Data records
..............................

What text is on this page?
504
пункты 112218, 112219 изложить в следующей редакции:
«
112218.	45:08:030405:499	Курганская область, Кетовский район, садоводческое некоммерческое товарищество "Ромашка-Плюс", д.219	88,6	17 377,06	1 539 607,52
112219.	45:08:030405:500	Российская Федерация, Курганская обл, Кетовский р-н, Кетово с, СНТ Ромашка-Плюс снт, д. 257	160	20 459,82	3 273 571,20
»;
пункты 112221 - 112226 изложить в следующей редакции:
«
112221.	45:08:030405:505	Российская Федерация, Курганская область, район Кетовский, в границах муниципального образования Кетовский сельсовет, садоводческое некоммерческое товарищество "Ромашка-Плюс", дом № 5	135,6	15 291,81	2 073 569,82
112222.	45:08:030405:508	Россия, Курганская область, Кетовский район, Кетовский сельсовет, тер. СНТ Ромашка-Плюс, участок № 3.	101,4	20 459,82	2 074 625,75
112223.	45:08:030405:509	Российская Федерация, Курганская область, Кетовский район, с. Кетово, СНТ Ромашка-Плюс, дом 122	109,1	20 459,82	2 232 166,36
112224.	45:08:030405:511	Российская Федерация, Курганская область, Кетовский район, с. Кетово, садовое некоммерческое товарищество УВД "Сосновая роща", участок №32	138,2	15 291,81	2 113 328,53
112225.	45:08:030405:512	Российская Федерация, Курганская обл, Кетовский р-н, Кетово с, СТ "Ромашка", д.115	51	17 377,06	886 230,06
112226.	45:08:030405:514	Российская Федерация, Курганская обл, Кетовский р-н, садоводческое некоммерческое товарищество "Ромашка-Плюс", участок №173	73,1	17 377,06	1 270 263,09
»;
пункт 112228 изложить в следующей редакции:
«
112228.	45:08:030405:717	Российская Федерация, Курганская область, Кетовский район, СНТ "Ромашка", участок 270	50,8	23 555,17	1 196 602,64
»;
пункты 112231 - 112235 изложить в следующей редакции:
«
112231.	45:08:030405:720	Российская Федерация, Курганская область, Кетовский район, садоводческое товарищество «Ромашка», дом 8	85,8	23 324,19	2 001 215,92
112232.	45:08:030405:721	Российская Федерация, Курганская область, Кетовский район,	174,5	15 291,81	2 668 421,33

..............................

**The problem**
From the material given, work out how many lines hold the string "пункты"; state that number and nothing further.

**Reply**
3